Copy out every line of the records where the string "Jube" occurs.
------ RECORDED DATA
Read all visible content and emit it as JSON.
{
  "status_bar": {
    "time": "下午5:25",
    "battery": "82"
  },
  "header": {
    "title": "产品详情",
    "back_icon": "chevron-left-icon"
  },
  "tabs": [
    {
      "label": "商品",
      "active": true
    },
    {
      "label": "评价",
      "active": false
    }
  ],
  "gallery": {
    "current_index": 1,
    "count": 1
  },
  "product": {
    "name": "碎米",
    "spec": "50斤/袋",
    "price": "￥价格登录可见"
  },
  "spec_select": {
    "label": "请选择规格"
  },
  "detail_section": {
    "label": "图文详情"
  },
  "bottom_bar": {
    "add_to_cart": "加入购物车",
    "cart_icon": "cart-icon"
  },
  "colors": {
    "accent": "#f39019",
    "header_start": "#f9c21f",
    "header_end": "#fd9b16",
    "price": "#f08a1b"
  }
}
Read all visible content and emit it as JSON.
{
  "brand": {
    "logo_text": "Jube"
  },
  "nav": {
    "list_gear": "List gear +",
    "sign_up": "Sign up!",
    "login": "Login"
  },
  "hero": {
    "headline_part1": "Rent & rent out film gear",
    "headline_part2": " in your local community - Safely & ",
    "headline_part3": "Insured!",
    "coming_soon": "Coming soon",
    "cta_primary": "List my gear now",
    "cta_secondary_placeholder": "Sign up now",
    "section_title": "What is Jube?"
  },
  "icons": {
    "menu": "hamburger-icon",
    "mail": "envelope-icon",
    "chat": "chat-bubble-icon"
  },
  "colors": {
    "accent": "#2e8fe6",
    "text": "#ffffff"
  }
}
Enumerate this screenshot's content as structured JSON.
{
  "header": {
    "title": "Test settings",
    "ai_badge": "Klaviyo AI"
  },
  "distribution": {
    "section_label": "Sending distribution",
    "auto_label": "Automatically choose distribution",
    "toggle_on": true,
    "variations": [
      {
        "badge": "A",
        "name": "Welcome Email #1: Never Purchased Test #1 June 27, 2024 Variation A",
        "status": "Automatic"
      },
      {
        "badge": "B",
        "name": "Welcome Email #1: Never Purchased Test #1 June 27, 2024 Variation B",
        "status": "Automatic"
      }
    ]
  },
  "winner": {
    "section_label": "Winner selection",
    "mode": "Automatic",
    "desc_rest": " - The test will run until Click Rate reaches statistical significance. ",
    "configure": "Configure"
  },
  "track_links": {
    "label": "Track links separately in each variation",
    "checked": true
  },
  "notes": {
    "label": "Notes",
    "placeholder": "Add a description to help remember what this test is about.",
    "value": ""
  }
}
------------
--- EXERCISE OUTPUT ---
    "logo_text": "Jube"
    "section_title": "What is Jube?"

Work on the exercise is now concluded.